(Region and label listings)
☆ ☆ ☆ ☆

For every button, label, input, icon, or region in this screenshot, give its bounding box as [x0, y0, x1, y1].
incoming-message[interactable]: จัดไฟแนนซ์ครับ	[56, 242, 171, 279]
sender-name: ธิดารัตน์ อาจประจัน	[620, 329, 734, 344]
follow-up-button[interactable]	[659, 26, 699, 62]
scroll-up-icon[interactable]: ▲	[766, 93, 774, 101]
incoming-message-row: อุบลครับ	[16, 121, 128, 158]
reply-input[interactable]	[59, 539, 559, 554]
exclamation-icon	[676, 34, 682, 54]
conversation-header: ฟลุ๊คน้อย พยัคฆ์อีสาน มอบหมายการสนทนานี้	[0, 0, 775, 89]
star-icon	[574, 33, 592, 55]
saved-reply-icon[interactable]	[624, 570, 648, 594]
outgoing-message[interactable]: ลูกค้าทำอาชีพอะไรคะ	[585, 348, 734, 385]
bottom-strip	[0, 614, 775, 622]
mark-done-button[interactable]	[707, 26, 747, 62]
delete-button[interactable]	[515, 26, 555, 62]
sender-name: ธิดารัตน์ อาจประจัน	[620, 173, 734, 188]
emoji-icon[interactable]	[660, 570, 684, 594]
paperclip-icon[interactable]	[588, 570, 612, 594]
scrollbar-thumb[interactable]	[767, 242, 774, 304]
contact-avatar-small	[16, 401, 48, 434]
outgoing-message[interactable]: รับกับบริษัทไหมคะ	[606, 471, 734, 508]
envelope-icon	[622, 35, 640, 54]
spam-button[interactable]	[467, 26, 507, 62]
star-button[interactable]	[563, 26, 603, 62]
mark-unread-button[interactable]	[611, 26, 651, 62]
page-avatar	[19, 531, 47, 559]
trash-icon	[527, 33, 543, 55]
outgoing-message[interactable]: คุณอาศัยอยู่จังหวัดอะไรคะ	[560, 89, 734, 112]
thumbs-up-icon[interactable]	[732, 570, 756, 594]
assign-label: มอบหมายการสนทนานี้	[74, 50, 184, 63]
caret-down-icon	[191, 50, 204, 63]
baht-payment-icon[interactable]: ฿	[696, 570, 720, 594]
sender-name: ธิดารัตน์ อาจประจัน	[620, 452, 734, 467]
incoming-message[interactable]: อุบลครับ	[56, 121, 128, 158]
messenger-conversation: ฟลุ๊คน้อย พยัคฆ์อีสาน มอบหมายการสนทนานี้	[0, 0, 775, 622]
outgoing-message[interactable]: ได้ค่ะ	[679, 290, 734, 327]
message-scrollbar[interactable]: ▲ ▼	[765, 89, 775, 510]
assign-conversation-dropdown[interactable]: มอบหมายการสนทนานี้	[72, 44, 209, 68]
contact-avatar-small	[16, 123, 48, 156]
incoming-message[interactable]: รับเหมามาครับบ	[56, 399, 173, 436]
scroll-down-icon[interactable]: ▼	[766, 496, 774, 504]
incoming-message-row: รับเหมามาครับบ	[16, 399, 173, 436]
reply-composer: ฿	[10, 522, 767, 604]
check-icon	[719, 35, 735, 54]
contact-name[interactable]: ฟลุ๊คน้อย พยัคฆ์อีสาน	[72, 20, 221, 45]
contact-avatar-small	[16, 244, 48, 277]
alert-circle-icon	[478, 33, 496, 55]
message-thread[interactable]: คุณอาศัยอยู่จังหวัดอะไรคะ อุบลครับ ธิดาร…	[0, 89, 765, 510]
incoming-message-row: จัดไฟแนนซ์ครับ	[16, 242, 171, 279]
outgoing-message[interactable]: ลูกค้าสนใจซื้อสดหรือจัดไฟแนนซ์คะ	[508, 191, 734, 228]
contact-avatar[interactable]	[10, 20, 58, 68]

☆ ☆ ☆ ☆

Copy every line of these rows without changing anything.

## EXERCISE SOLUTION
For every button, label, input, icon, or region in this screenshot, give its bounding box as [x0, y0, x1, y1].
incoming-message[interactable]: จัดไฟแนนซ์ครับ	[56, 242, 171, 279]
sender-name: ธิดารัตน์ อาจประจัน	[620, 329, 734, 344]
follow-up-button[interactable]	[659, 26, 699, 62]
scroll-up-icon[interactable]: ▲	[766, 93, 774, 101]
incoming-message-row: อุบลครับ	[16, 121, 128, 158]
reply-input[interactable]	[59, 539, 559, 554]
exclamation-icon	[676, 34, 682, 54]
conversation-header: ฟลุ๊คน้อย พยัคฆ์อีสาน มอบหมายการสนทนานี้	[0, 0, 775, 89]
star-icon	[574, 33, 592, 55]
saved-reply-icon[interactable]	[624, 570, 648, 594]
outgoing-message[interactable]: ลูกค้าทำอาชีพอะไรคะ	[585, 348, 734, 385]
bottom-strip	[0, 614, 775, 622]
mark-done-button[interactable]	[707, 26, 747, 62]
delete-button[interactable]	[515, 26, 555, 62]
sender-name: ธิดารัตน์ อาจประจัน	[620, 173, 734, 188]
emoji-icon[interactable]	[660, 570, 684, 594]
paperclip-icon[interactable]	[588, 570, 612, 594]
scrollbar-thumb[interactable]	[767, 242, 774, 304]
contact-avatar-small	[16, 401, 48, 434]
outgoing-message[interactable]: รับกับบริษัทไหมคะ	[606, 471, 734, 508]
envelope-icon	[622, 35, 640, 54]
spam-button[interactable]	[467, 26, 507, 62]
star-button[interactable]	[563, 26, 603, 62]
mark-unread-button[interactable]	[611, 26, 651, 62]
page-avatar	[19, 531, 47, 559]
trash-icon	[527, 33, 543, 55]
outgoing-message[interactable]: คุณอาศัยอยู่จังหวัดอะไรคะ	[560, 89, 734, 112]
thumbs-up-icon[interactable]	[732, 570, 756, 594]
assign-label: มอบหมายการสนทนานี้	[74, 50, 184, 63]
caret-down-icon	[191, 50, 204, 63]
baht-payment-icon[interactable]: ฿	[696, 570, 720, 594]
sender-name: ธิดารัตน์ อาจประจัน	[620, 452, 734, 467]
incoming-message[interactable]: อุบลครับ	[56, 121, 128, 158]
messenger-conversation: ฟลุ๊คน้อย พยัคฆ์อีสาน มอบหมายการสนทนานี้	[0, 0, 775, 622]
outgoing-message[interactable]: ได้ค่ะ	[679, 290, 734, 327]
message-scrollbar[interactable]: ▲ ▼	[765, 89, 775, 510]
assign-conversation-dropdown[interactable]: มอบหมายการสนทนานี้	[72, 44, 209, 68]
contact-avatar-small	[16, 123, 48, 156]
incoming-message[interactable]: รับเหมามาครับบ	[56, 399, 173, 436]
scroll-down-icon[interactable]: ▼	[766, 496, 774, 504]
incoming-message-row: รับเหมามาครับบ	[16, 399, 173, 436]
reply-composer: ฿	[10, 522, 767, 604]
check-icon	[719, 35, 735, 54]
contact-name[interactable]: ฟลุ๊คน้อย พยัคฆ์อีสาน	[72, 20, 221, 45]
contact-avatar-small	[16, 244, 48, 277]
alert-circle-icon	[478, 33, 496, 55]
message-thread[interactable]: คุณอาศัยอยู่จังหวัดอะไรคะ อุบลครับ ธิดาร…	[0, 89, 765, 510]
incoming-message-row: จัดไฟแนนซ์ครับ	[16, 242, 171, 279]
outgoing-message[interactable]: ลูกค้าสนใจซื้อสดหรือจัดไฟแนนซ์คะ	[508, 191, 734, 228]
contact-avatar[interactable]	[10, 20, 58, 68]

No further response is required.